▶ _What the task asks_: Below are entries. Pull out all lines containing "Miejscowość".

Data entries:
= = = = =
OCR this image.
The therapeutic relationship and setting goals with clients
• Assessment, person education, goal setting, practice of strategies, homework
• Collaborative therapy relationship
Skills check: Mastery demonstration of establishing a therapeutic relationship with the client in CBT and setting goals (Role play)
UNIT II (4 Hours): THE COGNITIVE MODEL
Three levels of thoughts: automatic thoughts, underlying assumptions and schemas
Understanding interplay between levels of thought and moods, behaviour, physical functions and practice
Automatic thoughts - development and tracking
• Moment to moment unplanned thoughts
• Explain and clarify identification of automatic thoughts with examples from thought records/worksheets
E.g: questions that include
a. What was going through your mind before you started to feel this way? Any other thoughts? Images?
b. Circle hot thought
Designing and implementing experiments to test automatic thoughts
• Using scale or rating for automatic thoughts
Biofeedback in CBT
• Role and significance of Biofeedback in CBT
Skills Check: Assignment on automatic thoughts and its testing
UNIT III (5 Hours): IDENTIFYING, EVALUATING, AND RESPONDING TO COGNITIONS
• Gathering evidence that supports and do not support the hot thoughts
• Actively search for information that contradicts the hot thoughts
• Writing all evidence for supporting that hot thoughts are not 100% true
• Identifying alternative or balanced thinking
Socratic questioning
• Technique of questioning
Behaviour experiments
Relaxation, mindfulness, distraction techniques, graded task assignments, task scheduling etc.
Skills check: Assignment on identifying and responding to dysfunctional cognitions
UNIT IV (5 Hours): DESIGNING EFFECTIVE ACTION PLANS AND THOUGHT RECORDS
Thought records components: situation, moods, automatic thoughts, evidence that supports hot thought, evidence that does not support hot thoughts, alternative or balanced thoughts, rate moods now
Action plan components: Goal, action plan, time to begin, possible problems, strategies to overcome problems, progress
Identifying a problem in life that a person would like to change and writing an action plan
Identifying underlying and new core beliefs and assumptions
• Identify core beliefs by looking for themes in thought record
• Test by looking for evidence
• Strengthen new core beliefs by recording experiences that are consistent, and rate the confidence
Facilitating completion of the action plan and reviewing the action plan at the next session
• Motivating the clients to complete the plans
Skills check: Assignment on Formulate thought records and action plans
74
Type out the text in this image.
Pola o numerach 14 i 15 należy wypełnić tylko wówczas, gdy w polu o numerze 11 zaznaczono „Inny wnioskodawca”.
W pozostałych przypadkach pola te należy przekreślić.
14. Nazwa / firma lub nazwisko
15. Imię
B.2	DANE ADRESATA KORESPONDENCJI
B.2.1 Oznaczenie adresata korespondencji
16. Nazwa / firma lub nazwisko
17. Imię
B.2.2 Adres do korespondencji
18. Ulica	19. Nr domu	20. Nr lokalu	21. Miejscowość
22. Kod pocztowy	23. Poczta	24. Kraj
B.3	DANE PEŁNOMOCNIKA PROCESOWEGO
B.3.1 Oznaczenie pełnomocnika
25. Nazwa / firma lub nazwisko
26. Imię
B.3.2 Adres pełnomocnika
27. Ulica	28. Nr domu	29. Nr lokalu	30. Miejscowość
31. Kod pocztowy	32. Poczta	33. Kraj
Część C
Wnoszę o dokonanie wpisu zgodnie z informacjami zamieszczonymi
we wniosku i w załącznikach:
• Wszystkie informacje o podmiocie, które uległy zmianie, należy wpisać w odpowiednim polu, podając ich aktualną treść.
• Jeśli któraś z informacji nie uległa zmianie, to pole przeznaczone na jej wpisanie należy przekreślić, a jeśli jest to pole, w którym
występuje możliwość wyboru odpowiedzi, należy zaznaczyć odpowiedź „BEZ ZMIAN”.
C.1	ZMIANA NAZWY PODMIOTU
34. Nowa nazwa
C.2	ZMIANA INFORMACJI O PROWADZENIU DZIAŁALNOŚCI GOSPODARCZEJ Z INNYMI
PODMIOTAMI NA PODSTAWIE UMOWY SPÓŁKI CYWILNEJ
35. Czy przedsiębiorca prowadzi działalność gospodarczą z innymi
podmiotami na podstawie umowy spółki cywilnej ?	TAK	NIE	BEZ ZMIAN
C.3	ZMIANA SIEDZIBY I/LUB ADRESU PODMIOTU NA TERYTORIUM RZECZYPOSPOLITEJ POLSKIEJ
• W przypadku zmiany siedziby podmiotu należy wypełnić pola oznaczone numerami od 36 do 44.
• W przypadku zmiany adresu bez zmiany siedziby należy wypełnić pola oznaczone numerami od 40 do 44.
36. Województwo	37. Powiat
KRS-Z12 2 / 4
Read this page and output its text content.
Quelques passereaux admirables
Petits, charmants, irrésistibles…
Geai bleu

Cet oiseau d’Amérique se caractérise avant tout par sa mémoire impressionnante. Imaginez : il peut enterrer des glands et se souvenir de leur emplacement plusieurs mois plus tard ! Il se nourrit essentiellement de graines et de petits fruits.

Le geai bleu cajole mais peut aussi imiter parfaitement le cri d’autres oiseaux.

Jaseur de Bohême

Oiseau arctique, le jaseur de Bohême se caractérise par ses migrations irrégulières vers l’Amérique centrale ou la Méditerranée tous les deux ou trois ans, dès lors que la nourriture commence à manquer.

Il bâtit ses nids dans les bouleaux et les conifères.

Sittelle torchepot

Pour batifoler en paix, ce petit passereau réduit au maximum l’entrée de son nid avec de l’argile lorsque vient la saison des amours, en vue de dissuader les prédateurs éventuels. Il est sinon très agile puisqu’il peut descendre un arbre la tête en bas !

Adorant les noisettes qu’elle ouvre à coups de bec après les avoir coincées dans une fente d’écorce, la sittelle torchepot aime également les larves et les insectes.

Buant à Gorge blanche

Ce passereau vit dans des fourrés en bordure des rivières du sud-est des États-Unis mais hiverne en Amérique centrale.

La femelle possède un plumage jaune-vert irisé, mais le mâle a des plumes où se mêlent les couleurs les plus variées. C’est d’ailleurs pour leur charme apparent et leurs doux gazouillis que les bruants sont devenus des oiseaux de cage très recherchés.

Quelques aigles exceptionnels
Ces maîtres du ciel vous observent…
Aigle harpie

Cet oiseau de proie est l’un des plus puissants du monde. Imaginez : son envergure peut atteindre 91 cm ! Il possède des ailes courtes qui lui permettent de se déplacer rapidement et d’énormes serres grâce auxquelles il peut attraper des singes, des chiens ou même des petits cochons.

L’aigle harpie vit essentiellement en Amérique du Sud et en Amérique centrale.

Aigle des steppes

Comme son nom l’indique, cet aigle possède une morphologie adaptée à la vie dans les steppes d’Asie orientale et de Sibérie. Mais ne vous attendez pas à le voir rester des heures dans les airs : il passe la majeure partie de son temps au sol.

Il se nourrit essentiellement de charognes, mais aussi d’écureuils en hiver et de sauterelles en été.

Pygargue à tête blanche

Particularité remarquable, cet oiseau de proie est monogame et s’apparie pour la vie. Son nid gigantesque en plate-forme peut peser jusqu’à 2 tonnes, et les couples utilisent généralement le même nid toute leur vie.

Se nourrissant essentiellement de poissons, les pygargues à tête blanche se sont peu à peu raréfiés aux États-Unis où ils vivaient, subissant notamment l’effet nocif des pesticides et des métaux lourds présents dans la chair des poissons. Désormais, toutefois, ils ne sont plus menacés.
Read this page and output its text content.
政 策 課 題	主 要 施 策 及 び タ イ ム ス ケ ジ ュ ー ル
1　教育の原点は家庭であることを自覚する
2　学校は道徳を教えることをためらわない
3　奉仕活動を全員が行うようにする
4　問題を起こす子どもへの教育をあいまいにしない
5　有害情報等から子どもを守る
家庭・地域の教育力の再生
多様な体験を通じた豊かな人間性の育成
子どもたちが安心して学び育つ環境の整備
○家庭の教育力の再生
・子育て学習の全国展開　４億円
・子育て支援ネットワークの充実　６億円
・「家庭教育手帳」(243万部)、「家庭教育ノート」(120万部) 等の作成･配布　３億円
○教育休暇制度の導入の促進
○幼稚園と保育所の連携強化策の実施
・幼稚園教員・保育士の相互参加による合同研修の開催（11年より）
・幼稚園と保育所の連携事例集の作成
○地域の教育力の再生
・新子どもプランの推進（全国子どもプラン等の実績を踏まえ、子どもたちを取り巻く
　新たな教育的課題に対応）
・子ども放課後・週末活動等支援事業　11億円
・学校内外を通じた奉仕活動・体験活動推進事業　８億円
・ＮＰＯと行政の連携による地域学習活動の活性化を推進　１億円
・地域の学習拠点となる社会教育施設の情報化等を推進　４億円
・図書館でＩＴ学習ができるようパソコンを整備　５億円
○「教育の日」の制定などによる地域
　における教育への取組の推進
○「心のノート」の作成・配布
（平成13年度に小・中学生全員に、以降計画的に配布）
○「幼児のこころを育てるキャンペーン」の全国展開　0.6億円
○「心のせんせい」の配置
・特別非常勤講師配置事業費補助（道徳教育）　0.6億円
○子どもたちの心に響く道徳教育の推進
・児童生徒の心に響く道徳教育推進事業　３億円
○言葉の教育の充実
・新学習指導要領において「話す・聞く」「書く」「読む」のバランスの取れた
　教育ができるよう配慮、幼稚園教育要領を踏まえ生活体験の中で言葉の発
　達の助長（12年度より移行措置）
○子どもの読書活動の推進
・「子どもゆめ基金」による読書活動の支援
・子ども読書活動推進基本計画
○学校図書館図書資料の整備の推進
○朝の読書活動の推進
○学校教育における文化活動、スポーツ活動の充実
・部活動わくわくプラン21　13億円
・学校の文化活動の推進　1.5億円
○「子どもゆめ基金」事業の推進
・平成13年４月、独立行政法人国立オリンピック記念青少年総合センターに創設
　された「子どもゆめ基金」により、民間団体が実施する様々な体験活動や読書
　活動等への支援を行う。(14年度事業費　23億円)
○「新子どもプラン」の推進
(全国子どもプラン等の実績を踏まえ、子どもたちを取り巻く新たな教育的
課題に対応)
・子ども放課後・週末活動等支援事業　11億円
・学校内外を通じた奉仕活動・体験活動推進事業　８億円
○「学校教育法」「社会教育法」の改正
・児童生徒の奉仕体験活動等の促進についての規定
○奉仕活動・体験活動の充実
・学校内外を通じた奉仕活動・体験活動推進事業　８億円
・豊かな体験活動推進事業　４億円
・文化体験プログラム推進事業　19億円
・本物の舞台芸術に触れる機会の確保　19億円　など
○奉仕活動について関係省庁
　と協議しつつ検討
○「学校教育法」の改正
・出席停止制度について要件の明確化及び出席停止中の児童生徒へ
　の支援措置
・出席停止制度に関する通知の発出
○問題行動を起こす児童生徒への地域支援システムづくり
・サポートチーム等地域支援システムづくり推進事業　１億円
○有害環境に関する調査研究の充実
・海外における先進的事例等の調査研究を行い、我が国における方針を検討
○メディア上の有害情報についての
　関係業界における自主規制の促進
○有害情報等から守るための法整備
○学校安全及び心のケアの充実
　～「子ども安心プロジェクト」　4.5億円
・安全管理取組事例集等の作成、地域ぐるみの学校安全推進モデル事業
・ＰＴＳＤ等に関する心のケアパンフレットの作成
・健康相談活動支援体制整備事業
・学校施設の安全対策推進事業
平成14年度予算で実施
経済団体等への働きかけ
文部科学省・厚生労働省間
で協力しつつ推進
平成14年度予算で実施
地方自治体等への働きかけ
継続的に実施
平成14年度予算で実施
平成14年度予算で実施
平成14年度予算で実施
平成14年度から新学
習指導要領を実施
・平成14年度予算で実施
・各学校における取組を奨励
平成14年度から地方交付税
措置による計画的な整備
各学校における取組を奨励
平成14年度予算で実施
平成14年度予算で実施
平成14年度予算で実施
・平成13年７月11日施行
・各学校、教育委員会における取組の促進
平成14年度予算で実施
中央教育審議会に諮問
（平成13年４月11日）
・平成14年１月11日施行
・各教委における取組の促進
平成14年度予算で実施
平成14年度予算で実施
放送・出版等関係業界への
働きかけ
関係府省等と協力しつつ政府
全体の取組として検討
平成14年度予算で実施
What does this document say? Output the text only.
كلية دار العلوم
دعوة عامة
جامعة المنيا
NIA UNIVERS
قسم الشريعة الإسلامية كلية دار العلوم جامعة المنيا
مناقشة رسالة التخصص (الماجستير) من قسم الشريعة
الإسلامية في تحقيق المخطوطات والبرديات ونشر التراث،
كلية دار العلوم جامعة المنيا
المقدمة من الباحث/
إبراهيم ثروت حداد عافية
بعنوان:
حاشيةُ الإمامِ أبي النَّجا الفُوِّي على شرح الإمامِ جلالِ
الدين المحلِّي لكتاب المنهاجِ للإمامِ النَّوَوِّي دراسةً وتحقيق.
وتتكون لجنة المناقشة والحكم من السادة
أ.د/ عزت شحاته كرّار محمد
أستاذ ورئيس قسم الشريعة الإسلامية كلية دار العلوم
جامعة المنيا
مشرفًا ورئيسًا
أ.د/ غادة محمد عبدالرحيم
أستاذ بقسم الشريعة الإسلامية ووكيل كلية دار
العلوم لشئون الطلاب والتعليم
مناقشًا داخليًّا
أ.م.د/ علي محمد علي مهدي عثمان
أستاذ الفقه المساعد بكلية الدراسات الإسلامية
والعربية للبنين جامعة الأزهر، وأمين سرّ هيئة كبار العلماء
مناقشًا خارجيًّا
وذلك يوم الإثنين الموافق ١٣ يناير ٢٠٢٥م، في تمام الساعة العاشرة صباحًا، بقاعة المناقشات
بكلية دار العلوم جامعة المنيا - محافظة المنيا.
= = = = =
▶ _Response to the exercise_:
18. Ulica	19. Nr domu	20. Nr lokalu	21. Miejscowość
27. Ulica	28. Nr domu	29. Nr lokalu	30. Miejscowość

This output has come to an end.